- Task objective: Locate and copy all lines bearing the word "Typical".

────────────────────

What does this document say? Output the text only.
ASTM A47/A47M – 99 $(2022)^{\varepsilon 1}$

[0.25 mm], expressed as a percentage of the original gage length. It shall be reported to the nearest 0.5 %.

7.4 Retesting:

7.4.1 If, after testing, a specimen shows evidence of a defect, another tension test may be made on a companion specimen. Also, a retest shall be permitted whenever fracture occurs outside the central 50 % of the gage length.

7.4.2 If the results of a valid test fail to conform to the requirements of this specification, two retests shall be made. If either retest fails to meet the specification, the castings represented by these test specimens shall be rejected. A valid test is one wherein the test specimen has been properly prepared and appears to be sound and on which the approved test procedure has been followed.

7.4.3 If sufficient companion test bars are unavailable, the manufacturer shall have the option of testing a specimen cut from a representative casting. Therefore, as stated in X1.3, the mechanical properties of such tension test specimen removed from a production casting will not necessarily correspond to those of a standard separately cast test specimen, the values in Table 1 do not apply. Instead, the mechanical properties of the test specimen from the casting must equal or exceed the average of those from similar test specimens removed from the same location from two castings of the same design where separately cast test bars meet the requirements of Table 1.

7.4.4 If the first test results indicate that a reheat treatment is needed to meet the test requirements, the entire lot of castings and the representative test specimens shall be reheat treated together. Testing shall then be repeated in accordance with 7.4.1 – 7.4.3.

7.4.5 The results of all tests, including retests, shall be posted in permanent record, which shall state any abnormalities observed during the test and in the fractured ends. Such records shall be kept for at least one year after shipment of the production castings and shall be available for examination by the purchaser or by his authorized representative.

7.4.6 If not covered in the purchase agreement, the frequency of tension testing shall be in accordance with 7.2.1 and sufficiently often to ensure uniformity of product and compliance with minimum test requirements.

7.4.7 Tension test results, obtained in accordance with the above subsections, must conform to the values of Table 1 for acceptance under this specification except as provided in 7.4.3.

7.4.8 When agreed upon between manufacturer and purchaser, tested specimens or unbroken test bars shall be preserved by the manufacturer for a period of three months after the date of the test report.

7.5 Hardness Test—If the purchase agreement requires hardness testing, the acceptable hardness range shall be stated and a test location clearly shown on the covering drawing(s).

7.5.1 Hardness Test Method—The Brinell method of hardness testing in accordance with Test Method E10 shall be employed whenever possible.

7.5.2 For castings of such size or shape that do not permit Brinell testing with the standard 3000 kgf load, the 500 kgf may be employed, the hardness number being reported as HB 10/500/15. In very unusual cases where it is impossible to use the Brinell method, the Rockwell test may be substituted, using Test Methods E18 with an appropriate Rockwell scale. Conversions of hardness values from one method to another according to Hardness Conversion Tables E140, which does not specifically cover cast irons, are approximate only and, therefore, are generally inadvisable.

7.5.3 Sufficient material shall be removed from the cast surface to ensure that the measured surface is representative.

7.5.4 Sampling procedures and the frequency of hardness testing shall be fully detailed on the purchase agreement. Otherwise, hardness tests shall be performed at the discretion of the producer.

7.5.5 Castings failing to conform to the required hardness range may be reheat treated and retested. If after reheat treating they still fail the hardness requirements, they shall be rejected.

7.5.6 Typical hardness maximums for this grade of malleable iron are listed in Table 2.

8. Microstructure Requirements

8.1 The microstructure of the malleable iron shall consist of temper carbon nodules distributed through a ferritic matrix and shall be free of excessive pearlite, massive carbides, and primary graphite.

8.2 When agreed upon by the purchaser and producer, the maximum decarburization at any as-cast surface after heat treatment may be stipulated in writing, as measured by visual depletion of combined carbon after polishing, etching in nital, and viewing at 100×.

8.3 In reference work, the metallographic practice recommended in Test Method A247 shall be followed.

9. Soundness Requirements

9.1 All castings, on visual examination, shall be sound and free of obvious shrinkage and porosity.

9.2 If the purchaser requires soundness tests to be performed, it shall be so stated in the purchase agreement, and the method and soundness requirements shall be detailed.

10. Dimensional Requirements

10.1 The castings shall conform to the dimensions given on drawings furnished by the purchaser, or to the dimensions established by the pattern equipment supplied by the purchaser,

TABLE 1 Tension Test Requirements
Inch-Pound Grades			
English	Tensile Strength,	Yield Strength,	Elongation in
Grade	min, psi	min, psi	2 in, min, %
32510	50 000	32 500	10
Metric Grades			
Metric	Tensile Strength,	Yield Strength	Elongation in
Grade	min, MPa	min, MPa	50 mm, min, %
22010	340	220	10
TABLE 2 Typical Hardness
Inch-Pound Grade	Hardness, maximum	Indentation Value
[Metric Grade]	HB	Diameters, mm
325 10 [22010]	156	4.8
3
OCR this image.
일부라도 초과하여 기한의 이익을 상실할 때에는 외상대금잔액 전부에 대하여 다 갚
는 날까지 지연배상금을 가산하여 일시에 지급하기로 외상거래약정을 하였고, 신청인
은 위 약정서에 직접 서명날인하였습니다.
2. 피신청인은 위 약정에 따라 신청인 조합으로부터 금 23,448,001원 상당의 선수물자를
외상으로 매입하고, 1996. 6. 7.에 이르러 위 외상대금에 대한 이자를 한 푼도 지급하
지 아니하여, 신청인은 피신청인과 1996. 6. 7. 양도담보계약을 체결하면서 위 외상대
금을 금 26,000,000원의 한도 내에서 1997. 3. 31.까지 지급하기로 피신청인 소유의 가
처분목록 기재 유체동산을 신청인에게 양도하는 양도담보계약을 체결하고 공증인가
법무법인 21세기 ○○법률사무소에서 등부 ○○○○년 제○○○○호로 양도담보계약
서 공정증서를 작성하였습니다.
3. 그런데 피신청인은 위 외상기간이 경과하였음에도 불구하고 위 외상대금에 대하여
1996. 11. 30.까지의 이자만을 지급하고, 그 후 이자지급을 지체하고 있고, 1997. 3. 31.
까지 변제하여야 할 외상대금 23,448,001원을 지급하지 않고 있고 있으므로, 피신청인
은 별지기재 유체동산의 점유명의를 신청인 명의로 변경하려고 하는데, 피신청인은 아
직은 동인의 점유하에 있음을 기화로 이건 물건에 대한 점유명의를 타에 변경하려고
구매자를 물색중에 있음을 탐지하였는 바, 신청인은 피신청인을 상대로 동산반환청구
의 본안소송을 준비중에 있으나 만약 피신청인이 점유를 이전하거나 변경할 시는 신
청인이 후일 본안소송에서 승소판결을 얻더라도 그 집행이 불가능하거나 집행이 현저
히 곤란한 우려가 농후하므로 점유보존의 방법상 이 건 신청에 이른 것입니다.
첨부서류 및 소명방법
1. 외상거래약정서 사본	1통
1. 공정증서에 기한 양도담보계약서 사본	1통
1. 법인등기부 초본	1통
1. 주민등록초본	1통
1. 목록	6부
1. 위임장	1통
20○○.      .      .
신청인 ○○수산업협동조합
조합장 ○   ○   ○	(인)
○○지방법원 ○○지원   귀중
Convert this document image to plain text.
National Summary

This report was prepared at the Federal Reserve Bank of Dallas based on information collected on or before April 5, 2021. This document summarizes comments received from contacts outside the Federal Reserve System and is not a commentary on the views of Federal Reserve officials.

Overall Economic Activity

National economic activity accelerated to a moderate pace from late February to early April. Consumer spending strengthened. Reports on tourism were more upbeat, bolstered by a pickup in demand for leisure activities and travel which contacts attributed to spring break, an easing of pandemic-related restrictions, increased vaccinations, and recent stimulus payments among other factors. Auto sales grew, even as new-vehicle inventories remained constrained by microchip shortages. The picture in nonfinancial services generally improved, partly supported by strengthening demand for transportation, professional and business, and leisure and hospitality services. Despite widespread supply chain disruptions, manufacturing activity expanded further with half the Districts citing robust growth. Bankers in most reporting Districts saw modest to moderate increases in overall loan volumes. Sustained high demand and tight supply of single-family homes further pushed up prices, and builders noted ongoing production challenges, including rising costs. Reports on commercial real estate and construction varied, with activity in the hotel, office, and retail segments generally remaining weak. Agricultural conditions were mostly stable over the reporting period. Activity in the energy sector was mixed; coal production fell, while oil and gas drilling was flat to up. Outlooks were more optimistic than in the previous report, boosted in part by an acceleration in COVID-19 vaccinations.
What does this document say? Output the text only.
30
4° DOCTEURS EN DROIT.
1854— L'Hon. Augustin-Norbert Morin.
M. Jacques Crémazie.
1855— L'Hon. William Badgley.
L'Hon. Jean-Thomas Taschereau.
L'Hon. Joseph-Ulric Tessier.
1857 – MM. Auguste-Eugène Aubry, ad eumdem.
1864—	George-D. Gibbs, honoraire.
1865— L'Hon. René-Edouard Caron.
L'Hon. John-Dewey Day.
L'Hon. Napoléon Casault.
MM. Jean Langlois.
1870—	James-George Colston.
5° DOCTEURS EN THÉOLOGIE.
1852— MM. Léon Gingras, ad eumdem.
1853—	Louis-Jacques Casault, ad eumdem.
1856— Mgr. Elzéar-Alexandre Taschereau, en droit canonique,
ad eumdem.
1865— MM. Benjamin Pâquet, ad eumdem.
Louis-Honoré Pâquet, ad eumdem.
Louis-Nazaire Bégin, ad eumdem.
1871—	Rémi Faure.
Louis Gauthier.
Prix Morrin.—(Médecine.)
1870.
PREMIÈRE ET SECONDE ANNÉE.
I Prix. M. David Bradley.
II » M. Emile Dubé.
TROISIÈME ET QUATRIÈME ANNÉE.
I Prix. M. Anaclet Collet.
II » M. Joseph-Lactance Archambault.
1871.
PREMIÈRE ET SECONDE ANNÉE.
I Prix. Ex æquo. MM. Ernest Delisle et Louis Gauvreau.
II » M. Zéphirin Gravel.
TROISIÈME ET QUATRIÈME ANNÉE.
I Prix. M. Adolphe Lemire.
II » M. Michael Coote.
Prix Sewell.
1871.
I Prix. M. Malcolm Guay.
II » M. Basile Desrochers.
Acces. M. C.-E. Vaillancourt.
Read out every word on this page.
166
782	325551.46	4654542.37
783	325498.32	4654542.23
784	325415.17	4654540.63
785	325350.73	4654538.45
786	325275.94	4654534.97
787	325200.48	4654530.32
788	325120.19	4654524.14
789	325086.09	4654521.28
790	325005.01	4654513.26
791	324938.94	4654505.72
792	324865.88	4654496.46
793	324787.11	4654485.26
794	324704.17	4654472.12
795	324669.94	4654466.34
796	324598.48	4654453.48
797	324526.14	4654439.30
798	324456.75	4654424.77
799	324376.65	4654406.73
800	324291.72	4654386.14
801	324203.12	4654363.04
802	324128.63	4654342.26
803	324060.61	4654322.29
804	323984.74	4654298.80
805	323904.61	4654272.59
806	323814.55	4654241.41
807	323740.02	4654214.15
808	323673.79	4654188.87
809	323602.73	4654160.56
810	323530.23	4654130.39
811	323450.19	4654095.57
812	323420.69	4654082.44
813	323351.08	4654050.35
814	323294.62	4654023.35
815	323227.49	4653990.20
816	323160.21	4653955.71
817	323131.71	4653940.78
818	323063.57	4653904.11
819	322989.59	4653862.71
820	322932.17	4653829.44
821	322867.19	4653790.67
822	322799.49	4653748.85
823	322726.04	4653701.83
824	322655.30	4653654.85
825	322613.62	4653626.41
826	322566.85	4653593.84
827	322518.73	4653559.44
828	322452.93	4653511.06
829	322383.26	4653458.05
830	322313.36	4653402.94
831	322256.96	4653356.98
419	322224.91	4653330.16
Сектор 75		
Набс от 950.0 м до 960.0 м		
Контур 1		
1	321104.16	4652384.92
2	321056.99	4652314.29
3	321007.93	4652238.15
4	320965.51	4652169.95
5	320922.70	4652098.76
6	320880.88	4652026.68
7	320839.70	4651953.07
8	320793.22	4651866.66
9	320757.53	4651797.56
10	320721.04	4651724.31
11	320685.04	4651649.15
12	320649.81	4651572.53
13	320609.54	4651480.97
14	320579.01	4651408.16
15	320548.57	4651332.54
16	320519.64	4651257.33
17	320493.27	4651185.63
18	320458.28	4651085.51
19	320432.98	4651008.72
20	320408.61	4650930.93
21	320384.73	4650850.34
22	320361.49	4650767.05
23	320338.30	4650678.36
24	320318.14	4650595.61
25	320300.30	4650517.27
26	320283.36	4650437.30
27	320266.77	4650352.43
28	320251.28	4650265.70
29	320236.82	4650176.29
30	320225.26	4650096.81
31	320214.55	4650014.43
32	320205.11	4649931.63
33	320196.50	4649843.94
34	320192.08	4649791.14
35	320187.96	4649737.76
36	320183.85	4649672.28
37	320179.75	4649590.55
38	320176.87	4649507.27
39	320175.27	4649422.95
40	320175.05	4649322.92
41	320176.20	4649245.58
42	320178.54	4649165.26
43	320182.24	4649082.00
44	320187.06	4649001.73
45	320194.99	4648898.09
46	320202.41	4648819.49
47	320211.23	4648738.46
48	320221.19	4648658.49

────────────────────

- Solution to the problem:
7.5.6 Typical hardness maximums for this grade of malleable iron are listed in Table 2.
TABLE 2 Typical Hardness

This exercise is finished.